### What is asked
How many lines of the records hold the string "incapere"? Reply with the number alone.

Entries supplied start

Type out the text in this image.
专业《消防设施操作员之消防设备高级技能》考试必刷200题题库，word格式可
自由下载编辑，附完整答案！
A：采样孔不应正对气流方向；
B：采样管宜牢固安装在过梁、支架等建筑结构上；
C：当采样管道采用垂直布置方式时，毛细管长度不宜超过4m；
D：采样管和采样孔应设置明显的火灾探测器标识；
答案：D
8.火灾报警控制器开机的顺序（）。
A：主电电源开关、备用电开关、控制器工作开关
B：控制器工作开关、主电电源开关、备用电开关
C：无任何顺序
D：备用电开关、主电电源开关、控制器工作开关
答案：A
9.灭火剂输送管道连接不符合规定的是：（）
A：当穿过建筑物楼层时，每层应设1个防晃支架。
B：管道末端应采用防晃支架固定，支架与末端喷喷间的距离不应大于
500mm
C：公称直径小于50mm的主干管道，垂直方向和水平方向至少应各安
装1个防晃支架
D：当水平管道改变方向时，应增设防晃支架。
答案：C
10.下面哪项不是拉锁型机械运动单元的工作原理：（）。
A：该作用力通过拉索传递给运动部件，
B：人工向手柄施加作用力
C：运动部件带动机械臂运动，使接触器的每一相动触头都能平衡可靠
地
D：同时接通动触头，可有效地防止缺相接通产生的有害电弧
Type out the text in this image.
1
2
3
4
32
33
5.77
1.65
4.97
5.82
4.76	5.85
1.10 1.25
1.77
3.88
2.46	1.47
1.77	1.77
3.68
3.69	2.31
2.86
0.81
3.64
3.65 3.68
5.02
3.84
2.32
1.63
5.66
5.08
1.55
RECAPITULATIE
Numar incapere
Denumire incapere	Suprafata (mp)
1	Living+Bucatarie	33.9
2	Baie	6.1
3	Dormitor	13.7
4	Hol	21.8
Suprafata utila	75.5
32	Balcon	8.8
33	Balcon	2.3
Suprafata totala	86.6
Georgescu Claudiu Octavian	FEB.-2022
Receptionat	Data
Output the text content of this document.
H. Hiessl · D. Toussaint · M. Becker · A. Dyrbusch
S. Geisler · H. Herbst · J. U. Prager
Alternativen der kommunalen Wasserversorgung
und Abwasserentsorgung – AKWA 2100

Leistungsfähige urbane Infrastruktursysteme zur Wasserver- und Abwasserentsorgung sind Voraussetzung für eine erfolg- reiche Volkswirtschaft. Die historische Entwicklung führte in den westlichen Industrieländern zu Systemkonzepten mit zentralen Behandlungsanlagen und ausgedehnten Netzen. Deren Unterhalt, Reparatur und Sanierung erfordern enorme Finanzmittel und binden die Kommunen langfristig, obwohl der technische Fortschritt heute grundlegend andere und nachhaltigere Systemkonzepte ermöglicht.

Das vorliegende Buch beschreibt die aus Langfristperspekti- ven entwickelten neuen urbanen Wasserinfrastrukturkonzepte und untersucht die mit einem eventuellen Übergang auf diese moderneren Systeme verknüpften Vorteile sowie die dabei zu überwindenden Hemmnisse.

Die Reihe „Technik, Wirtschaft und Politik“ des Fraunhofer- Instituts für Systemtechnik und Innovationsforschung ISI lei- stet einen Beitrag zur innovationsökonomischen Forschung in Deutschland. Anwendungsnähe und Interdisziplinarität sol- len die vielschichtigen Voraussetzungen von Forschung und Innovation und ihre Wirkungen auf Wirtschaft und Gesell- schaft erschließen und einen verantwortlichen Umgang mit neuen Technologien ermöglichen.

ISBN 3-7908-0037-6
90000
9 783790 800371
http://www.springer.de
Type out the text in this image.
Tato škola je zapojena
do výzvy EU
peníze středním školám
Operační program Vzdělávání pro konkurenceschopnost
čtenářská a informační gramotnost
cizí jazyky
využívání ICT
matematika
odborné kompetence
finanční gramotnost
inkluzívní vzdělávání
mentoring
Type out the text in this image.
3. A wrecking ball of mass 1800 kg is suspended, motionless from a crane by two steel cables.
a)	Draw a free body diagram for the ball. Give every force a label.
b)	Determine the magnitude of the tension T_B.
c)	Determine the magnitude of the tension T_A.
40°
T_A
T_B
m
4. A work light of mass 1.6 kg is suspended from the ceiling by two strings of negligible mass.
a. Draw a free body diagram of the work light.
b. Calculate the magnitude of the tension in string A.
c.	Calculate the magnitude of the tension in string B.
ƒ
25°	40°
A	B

Entries supplied end

### Exercise solution
2